INSTRUCTIONS TO FOLLOW: Here are some records; quote them exactly, leaving out the pictures.

STORED RECORDS:
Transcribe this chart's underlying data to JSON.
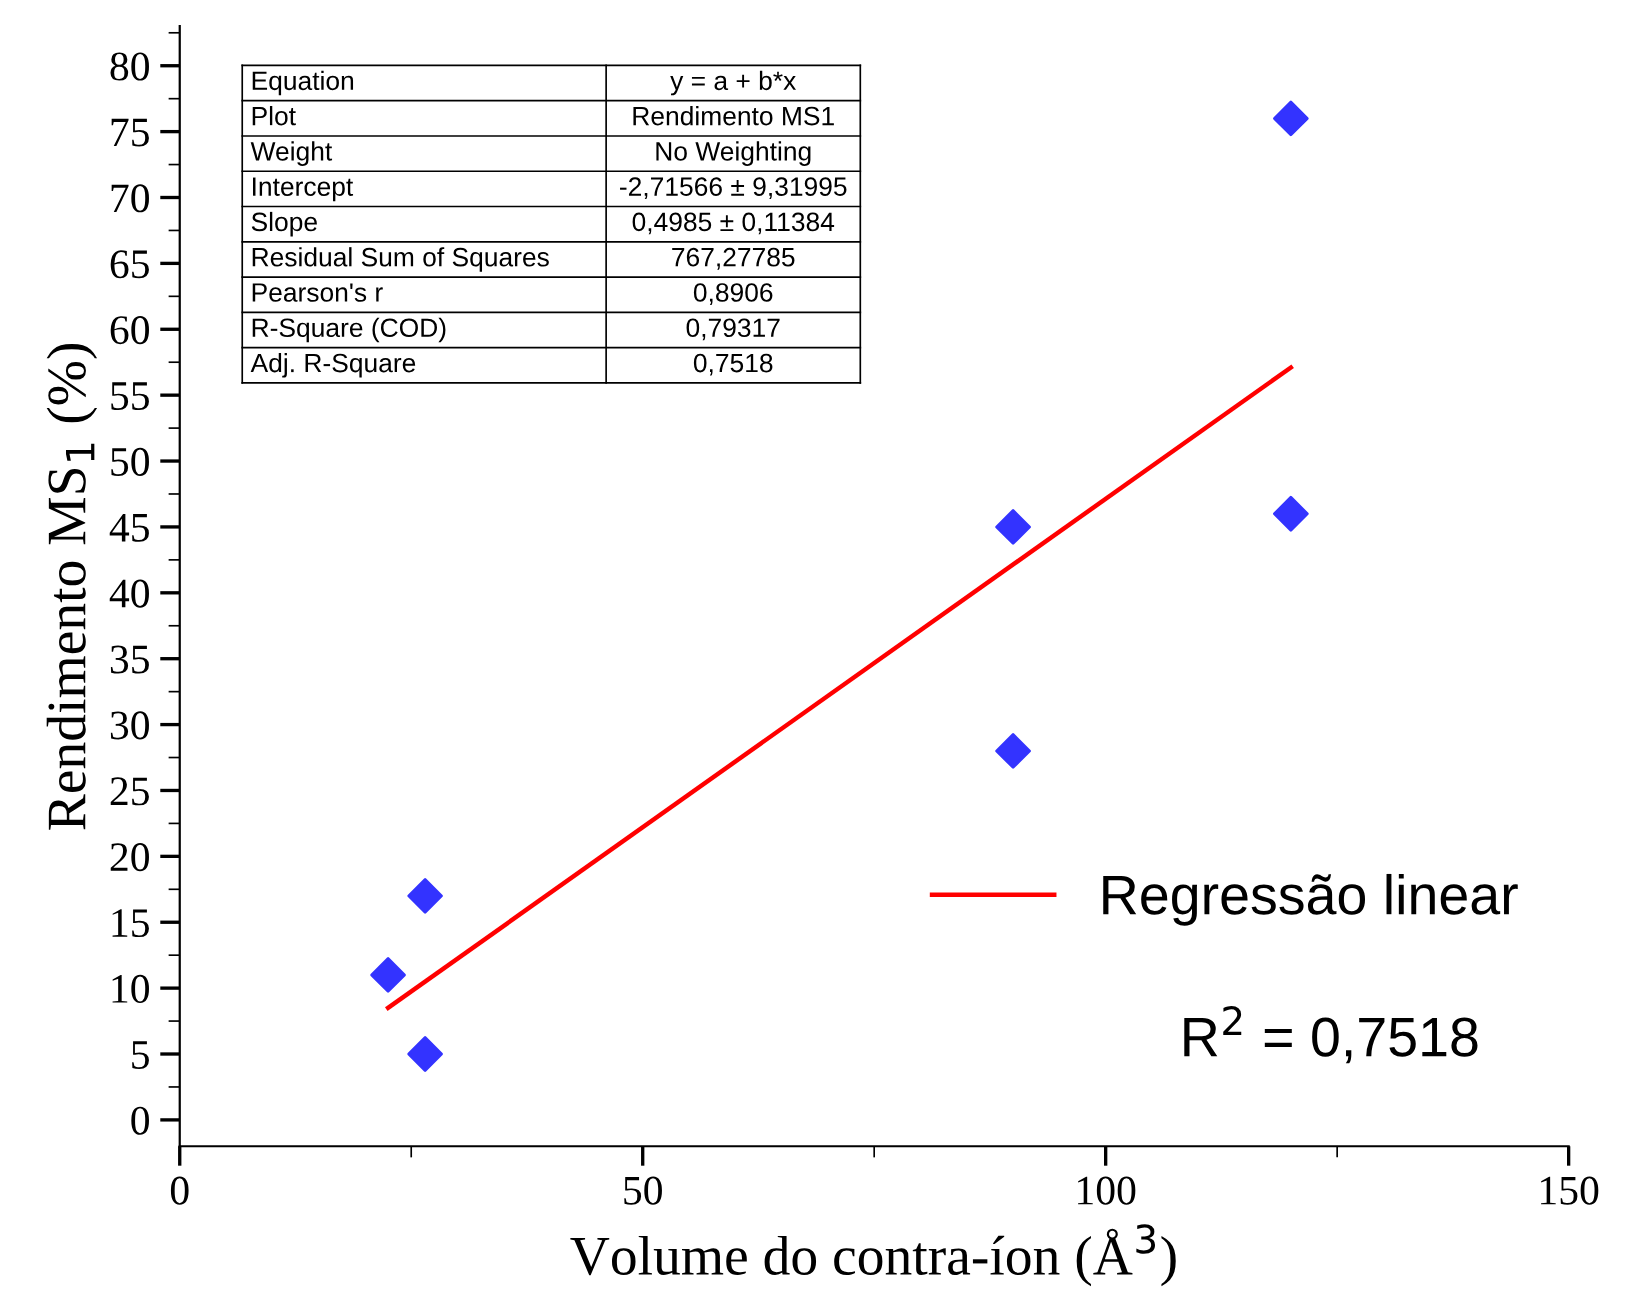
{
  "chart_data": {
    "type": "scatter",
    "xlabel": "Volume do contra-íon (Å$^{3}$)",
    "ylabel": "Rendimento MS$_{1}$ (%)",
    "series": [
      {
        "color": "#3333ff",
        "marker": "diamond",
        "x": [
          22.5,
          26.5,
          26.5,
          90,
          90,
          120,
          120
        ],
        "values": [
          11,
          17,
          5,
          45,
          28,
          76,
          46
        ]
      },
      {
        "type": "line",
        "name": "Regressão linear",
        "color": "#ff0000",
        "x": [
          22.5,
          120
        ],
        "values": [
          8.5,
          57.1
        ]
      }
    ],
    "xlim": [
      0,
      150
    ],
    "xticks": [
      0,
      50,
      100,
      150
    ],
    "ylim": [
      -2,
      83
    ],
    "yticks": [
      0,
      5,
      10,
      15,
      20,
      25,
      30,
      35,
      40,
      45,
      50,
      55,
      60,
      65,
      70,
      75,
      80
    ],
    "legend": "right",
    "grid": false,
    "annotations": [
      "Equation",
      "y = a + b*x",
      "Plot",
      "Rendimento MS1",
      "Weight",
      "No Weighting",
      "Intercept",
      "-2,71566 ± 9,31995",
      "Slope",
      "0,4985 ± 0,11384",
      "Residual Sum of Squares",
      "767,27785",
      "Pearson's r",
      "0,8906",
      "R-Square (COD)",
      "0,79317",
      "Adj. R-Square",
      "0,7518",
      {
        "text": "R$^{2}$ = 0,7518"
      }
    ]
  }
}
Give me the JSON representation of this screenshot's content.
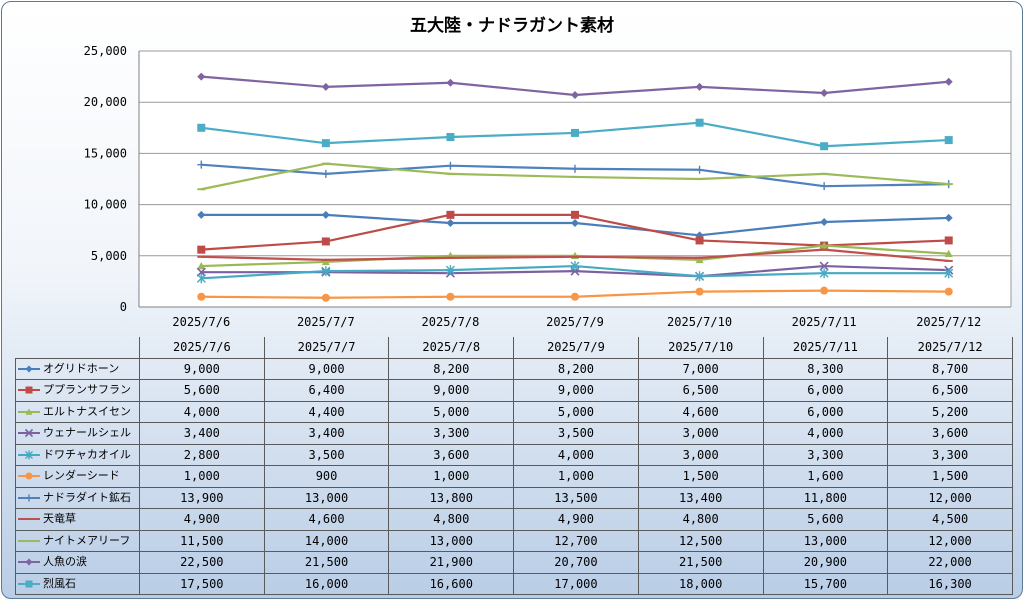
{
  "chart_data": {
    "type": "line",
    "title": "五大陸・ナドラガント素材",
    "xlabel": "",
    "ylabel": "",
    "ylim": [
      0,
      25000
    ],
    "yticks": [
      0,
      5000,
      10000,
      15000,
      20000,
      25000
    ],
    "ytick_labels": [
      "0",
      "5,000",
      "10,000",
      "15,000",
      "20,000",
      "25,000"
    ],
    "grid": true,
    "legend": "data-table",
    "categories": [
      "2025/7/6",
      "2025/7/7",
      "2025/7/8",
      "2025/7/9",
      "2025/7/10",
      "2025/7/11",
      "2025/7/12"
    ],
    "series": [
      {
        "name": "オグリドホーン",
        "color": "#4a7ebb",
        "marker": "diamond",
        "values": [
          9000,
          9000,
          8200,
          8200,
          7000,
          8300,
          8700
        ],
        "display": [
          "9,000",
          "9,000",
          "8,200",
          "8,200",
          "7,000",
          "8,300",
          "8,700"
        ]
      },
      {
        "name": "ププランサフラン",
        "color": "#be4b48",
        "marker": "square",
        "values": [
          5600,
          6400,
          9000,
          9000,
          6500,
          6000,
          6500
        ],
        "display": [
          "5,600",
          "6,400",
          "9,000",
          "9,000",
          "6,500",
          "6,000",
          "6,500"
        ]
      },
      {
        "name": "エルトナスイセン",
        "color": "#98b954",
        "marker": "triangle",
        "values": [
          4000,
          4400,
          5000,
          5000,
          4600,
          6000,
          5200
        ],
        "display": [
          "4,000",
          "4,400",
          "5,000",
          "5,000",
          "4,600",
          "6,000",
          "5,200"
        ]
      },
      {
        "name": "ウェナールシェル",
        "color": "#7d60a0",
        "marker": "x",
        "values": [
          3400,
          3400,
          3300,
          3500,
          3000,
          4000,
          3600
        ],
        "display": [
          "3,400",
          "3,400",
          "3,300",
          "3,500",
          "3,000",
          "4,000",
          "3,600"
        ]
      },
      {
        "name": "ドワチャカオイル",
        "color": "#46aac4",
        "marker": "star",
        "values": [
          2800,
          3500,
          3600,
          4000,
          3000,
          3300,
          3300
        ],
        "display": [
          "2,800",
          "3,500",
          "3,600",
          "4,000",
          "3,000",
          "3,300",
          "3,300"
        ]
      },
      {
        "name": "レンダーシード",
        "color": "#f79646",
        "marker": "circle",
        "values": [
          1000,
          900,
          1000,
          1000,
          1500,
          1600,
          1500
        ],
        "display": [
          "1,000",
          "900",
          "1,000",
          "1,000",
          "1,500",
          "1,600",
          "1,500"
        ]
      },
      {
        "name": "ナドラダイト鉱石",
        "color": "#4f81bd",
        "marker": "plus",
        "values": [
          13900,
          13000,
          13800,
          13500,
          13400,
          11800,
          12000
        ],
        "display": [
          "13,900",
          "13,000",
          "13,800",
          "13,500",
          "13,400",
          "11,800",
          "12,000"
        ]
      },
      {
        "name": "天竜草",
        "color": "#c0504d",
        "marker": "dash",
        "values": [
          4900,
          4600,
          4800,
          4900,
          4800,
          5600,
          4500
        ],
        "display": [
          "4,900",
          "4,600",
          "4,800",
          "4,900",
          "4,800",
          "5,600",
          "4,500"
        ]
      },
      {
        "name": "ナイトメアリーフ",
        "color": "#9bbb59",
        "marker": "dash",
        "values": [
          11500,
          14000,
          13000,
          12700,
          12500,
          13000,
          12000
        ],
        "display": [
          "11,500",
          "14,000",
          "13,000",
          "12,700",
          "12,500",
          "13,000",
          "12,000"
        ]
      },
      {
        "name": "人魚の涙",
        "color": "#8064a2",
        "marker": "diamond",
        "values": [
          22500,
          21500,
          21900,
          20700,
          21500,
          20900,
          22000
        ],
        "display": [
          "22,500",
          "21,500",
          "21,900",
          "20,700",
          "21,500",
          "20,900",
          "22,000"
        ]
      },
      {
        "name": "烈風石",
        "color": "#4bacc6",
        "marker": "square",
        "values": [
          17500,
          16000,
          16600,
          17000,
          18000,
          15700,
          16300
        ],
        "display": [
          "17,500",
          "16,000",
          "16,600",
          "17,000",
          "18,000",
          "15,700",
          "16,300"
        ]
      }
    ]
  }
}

SOLUTION:
Transcribe this chart's underlying data to JSON.
{
  "chart_data": {
    "type": "scatter",
    "xlabel": "Volume do contra-íon (Å$^{3}$)",
    "ylabel": "Rendimento MS$_{1}$ (%)",
    "series": [
      {
        "color": "#3333ff",
        "marker": "diamond",
        "x": [
          22.5,
          26.5,
          26.5,
          90,
          90,
          120,
          120
        ],
        "values": [
          11,
          17,
          5,
          45,
          28,
          76,
          46
        ]
      },
      {
        "type": "line",
        "name": "Regressão linear",
        "color": "#ff0000",
        "x": [
          22.5,
          120
        ],
        "values": [
          8.5,
          57.1
        ]
      }
    ],
    "xlim": [
      0,
      150
    ],
    "xticks": [
      0,
      50,
      100,
      150
    ],
    "ylim": [
      -2,
      83
    ],
    "yticks": [
      0,
      5,
      10,
      15,
      20,
      25,
      30,
      35,
      40,
      45,
      50,
      55,
      60,
      65,
      70,
      75,
      80
    ],
    "legend": "right",
    "grid": false,
    "annotations": [
      "Equation",
      "y = a + b*x",
      "Plot",
      "Rendimento MS1",
      "Weight",
      "No Weighting",
      "Intercept",
      "-2,71566 ± 9,31995",
      "Slope",
      "0,4985 ± 0,11384",
      "Residual Sum of Squares",
      "767,27785",
      "Pearson's r",
      "0,8906",
      "R-Square (COD)",
      "0,79317",
      "Adj. R-Square",
      "0,7518",
      {
        "text": "R$^{2}$ = 0,7518"
      }
    ]
  }
}
Give me the JSON representation of this screenshot's content.
{
  "chart_data": {
    "type": "line",
    "title": "五大陸・ナドラガント素材",
    "xlabel": "",
    "ylabel": "",
    "ylim": [
      0,
      25000
    ],
    "yticks": [
      0,
      5000,
      10000,
      15000,
      20000,
      25000
    ],
    "ytick_labels": [
      "0",
      "5,000",
      "10,000",
      "15,000",
      "20,000",
      "25,000"
    ],
    "grid": true,
    "legend": "data-table",
    "categories": [
      "2025/7/6",
      "2025/7/7",
      "2025/7/8",
      "2025/7/9",
      "2025/7/10",
      "2025/7/11",
      "2025/7/12"
    ],
    "series": [
      {
        "name": "オグリドホーン",
        "color": "#4a7ebb",
        "marker": "diamond",
        "values": [
          9000,
          9000,
          8200,
          8200,
          7000,
          8300,
          8700
        ],
        "display": [
          "9,000",
          "9,000",
          "8,200",
          "8,200",
          "7,000",
          "8,300",
          "8,700"
        ]
      },
      {
        "name": "ププランサフラン",
        "color": "#be4b48",
        "marker": "square",
        "values": [
          5600,
          6400,
          9000,
          9000,
          6500,
          6000,
          6500
        ],
        "display": [
          "5,600",
          "6,400",
          "9,000",
          "9,000",
          "6,500",
          "6,000",
          "6,500"
        ]
      },
      {
        "name": "エルトナスイセン",
        "color": "#98b954",
        "marker": "triangle",
        "values": [
          4000,
          4400,
          5000,
          5000,
          4600,
          6000,
          5200
        ],
        "display": [
          "4,000",
          "4,400",
          "5,000",
          "5,000",
          "4,600",
          "6,000",
          "5,200"
        ]
      },
      {
        "name": "ウェナールシェル",
        "color": "#7d60a0",
        "marker": "x",
        "values": [
          3400,
          3400,
          3300,
          3500,
          3000,
          4000,
          3600
        ],
        "display": [
          "3,400",
          "3,400",
          "3,300",
          "3,500",
          "3,000",
          "4,000",
          "3,600"
        ]
      },
      {
        "name": "ドワチャカオイル",
        "color": "#46aac4",
        "marker": "star",
        "values": [
          2800,
          3500,
          3600,
          4000,
          3000,
          3300,
          3300
        ],
        "display": [
          "2,800",
          "3,500",
          "3,600",
          "4,000",
          "3,000",
          "3,300",
          "3,300"
        ]
      },
      {
        "name": "レンダーシード",
        "color": "#f79646",
        "marker": "circle",
        "values": [
          1000,
          900,
          1000,
          1000,
          1500,
          1600,
          1500
        ],
        "display": [
          "1,000",
          "900",
          "1,000",
          "1,000",
          "1,500",
          "1,600",
          "1,500"
        ]
      },
      {
        "name": "ナドラダイト鉱石",
        "color": "#4f81bd",
        "marker": "plus",
        "values": [
          13900,
          13000,
          13800,
          13500,
          13400,
          11800,
          12000
        ],
        "display": [
          "13,900",
          "13,000",
          "13,800",
          "13,500",
          "13,400",
          "11,800",
          "12,000"
        ]
      },
      {
        "name": "天竜草",
        "color": "#c0504d",
        "marker": "dash",
        "values": [
          4900,
          4600,
          4800,
          4900,
          4800,
          5600,
          4500
        ],
        "display": [
          "4,900",
          "4,600",
          "4,800",
          "4,900",
          "4,800",
          "5,600",
          "4,500"
        ]
      },
      {
        "name": "ナイトメアリーフ",
        "color": "#9bbb59",
        "marker": "dash",
        "values": [
          11500,
          14000,
          13000,
          12700,
          12500,
          13000,
          12000
        ],
        "display": [
          "11,500",
          "14,000",
          "13,000",
          "12,700",
          "12,500",
          "13,000",
          "12,000"
        ]
      },
      {
        "name": "人魚の涙",
        "color": "#8064a2",
        "marker": "diamond",
        "values": [
          22500,
          21500,
          21900,
          20700,
          21500,
          20900,
          22000
        ],
        "display": [
          "22,500",
          "21,500",
          "21,900",
          "20,700",
          "21,500",
          "20,900",
          "22,000"
        ]
      },
      {
        "name": "烈風石",
        "color": "#4bacc6",
        "marker": "square",
        "values": [
          17500,
          16000,
          16600,
          17000,
          18000,
          15700,
          16300
        ],
        "display": [
          "17,500",
          "16,000",
          "16,600",
          "17,000",
          "18,000",
          "15,700",
          "16,300"
        ]
      }
    ]
  }
}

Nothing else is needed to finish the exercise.